SHORT TASK:
Return the whole listing exactly as it stands.

..............................

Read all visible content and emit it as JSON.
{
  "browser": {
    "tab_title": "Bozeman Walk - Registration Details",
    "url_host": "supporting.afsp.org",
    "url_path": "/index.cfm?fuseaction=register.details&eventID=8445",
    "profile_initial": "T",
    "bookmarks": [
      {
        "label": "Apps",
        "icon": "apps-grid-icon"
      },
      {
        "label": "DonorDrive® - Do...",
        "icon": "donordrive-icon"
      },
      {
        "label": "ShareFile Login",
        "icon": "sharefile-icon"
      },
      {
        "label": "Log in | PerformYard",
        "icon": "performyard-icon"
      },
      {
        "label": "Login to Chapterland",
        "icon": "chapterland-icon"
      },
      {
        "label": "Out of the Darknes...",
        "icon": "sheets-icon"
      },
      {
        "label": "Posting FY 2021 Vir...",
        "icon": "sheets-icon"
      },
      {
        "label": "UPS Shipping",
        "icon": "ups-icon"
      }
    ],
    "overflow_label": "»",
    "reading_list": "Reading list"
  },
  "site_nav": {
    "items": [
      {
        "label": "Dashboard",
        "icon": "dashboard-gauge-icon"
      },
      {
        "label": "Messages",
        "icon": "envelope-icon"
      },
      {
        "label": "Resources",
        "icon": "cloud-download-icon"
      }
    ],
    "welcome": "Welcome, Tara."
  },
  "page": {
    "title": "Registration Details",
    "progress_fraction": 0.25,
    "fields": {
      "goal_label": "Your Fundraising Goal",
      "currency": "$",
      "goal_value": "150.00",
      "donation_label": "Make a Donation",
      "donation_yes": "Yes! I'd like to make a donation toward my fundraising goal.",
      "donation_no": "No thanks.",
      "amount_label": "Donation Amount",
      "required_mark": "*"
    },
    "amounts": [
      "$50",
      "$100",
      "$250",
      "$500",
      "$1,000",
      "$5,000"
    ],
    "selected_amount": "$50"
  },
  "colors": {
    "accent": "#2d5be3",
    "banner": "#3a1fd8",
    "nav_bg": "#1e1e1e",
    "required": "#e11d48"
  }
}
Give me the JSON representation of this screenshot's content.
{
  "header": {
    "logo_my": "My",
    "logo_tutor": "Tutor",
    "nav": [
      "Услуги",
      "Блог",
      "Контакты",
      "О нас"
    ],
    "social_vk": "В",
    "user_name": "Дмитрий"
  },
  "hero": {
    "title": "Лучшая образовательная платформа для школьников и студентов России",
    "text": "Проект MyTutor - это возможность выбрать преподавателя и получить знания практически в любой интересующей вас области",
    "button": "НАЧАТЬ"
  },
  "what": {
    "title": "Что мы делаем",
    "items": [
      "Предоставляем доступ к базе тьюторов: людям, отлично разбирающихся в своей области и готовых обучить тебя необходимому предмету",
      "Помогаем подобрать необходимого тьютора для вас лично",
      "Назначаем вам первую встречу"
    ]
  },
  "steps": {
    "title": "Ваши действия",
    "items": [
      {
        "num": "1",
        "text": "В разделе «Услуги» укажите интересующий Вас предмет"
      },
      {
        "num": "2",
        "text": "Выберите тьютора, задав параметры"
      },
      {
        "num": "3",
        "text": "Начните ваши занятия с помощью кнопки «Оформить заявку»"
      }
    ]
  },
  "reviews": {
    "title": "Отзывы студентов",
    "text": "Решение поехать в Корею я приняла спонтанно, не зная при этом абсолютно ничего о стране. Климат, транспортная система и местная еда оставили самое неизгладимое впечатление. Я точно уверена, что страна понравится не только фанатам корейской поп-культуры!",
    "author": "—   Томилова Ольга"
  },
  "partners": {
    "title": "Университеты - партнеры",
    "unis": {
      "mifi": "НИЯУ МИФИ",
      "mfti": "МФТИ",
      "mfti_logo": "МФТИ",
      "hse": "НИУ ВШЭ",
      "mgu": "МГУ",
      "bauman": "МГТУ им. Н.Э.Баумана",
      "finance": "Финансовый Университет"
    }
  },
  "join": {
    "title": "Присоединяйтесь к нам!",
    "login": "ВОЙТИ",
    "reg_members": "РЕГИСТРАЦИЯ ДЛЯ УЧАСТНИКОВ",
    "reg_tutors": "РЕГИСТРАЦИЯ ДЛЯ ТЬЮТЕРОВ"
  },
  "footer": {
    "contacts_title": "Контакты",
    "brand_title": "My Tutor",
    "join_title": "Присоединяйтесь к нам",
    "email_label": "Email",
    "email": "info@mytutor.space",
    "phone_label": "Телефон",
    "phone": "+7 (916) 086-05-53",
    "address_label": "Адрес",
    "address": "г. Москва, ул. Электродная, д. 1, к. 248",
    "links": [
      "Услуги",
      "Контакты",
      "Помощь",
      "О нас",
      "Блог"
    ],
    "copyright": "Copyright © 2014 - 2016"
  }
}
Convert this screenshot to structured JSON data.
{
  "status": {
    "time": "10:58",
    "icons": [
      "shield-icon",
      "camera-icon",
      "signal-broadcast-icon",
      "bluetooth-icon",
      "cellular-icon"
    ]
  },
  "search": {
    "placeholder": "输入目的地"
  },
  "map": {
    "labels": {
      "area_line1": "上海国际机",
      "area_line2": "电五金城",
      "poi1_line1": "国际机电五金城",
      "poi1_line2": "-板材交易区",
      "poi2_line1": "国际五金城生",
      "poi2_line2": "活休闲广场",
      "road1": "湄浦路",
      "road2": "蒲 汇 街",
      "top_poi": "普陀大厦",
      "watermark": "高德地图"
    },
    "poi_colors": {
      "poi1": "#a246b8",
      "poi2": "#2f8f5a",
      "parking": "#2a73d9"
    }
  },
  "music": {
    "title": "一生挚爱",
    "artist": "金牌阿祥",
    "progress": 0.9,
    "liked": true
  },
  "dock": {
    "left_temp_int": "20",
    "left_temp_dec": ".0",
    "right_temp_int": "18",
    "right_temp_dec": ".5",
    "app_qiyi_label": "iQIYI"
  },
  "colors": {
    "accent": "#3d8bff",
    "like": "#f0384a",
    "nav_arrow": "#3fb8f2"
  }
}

..............................

COMPLETED EXERCISE:
Read all visible content and emit it as JSON.
{
  "browser": {
    "tab_title": "Bozeman Walk - Registration Details",
    "url_host": "supporting.afsp.org",
    "url_path": "/index.cfm?fuseaction=register.details&eventID=8445",
    "profile_initial": "T",
    "bookmarks": [
      {
        "label": "Apps",
        "icon": "apps-grid-icon"
      },
      {
        "label": "DonorDrive® - Do...",
        "icon": "donordrive-icon"
      },
      {
        "label": "ShareFile Login",
        "icon": "sharefile-icon"
      },
      {
        "label": "Log in | PerformYard",
        "icon": "performyard-icon"
      },
      {
        "label": "Login to Chapterland",
        "icon": "chapterland-icon"
      },
      {
        "label": "Out of the Darknes...",
        "icon": "sheets-icon"
      },
      {
        "label": "Posting FY 2021 Vir...",
        "icon": "sheets-icon"
      },
      {
        "label": "UPS Shipping",
        "icon": "ups-icon"
      }
    ],
    "overflow_label": "»",
    "reading_list": "Reading list"
  },
  "site_nav": {
    "items": [
      {
        "label": "Dashboard",
        "icon": "dashboard-gauge-icon"
      },
      {
        "label": "Messages",
        "icon": "envelope-icon"
      },
      {
        "label": "Resources",
        "icon": "cloud-download-icon"
      }
    ],
    "welcome": "Welcome, Tara."
  },
  "page": {
    "title": "Registration Details",
    "progress_fraction": 0.25,
    "fields": {
      "goal_label": "Your Fundraising Goal",
      "currency": "$",
      "goal_value": "150.00",
      "donation_label": "Make a Donation",
      "donation_yes": "Yes! I'd like to make a donation toward my fundraising goal.",
      "donation_no": "No thanks.",
      "amount_label": "Donation Amount",
      "required_mark": "*"
    },
    "amounts": [
      "$50",
      "$100",
      "$250",
      "$500",
      "$1,000",
      "$5,000"
    ],
    "selected_amount": "$50"
  },
  "colors": {
    "accent": "#2d5be3",
    "banner": "#3a1fd8",
    "nav_bg": "#1e1e1e",
    "required": "#e11d48"
  }
}
Give me the JSON representation of this screenshot's content.
{
  "header": {
    "logo_my": "My",
    "logo_tutor": "Tutor",
    "nav": [
      "Услуги",
      "Блог",
      "Контакты",
      "О нас"
    ],
    "social_vk": "В",
    "user_name": "Дмитрий"
  },
  "hero": {
    "title": "Лучшая образовательная платформа для школьников и студентов России",
    "text": "Проект MyTutor - это возможность выбрать преподавателя и получить знания практически в любой интересующей вас области",
    "button": "НАЧАТЬ"
  },
  "what": {
    "title": "Что мы делаем",
    "items": [
      "Предоставляем доступ к базе тьюторов: людям, отлично разбирающихся в своей области и готовых обучить тебя необходимому предмету",
      "Помогаем подобрать необходимого тьютора для вас лично",
      "Назначаем вам первую встречу"
    ]
  },
  "steps": {
    "title": "Ваши действия",
    "items": [
      {
        "num": "1",
        "text": "В разделе «Услуги» укажите интересующий Вас предмет"
      },
      {
        "num": "2",
        "text": "Выберите тьютора, задав параметры"
      },
      {
        "num": "3",
        "text": "Начните ваши занятия с помощью кнопки «Оформить заявку»"
      }
    ]
  },
  "reviews": {
    "title": "Отзывы студентов",
    "text": "Решение поехать в Корею я приняла спонтанно, не зная при этом абсолютно ничего о стране. Климат, транспортная система и местная еда оставили самое неизгладимое впечатление. Я точно уверена, что страна понравится не только фанатам корейской поп-культуры!",
    "author": "—   Томилова Ольга"
  },
  "partners": {
    "title": "Университеты - партнеры",
    "unis": {
      "mifi": "НИЯУ МИФИ",
      "mfti": "МФТИ",
      "mfti_logo": "МФТИ",
      "hse": "НИУ ВШЭ",
      "mgu": "МГУ",
      "bauman": "МГТУ им. Н.Э.Баумана",
      "finance": "Финансовый Университет"
    }
  },
  "join": {
    "title": "Присоединяйтесь к нам!",
    "login": "ВОЙТИ",
    "reg_members": "РЕГИСТРАЦИЯ ДЛЯ УЧАСТНИКОВ",
    "reg_tutors": "РЕГИСТРАЦИЯ ДЛЯ ТЬЮТЕРОВ"
  },
  "footer": {
    "contacts_title": "Контакты",
    "brand_title": "My Tutor",
    "join_title": "Присоединяйтесь к нам",
    "email_label": "Email",
    "email": "info@mytutor.space",
    "phone_label": "Телефон",
    "phone": "+7 (916) 086-05-53",
    "address_label": "Адрес",
    "address": "г. Москва, ул. Электродная, д. 1, к. 248",
    "links": [
      "Услуги",
      "Контакты",
      "Помощь",
      "О нас",
      "Блог"
    ],
    "copyright": "Copyright © 2014 - 2016"
  }
}
Convert this screenshot to structured JSON data.
{
  "status": {
    "time": "10:58",
    "icons": [
      "shield-icon",
      "camera-icon",
      "signal-broadcast-icon",
      "bluetooth-icon",
      "cellular-icon"
    ]
  },
  "search": {
    "placeholder": "输入目的地"
  },
  "map": {
    "labels": {
      "area_line1": "上海国际机",
      "area_line2": "电五金城",
      "poi1_line1": "国际机电五金城",
      "poi1_line2": "-板材交易区",
      "poi2_line1": "国际五金城生",
      "poi2_line2": "活休闲广场",
      "road1": "湄浦路",
      "road2": "蒲 汇 街",
      "top_poi": "普陀大厦",
      "watermark": "高德地图"
    },
    "poi_colors": {
      "poi1": "#a246b8",
      "poi2": "#2f8f5a",
      "parking": "#2a73d9"
    }
  },
  "music": {
    "title": "一生挚爱",
    "artist": "金牌阿祥",
    "progress": 0.9,
    "liked": true
  },
  "dock": {
    "left_temp_int": "20",
    "left_temp_dec": ".0",
    "right_temp_int": "18",
    "right_temp_dec": ".5",
    "app_qiyi_label": "iQIYI"
  },
  "colors": {
    "accent": "#3d8bff",
    "like": "#f0384a",
    "nav_arrow": "#3fb8f2"
  }
}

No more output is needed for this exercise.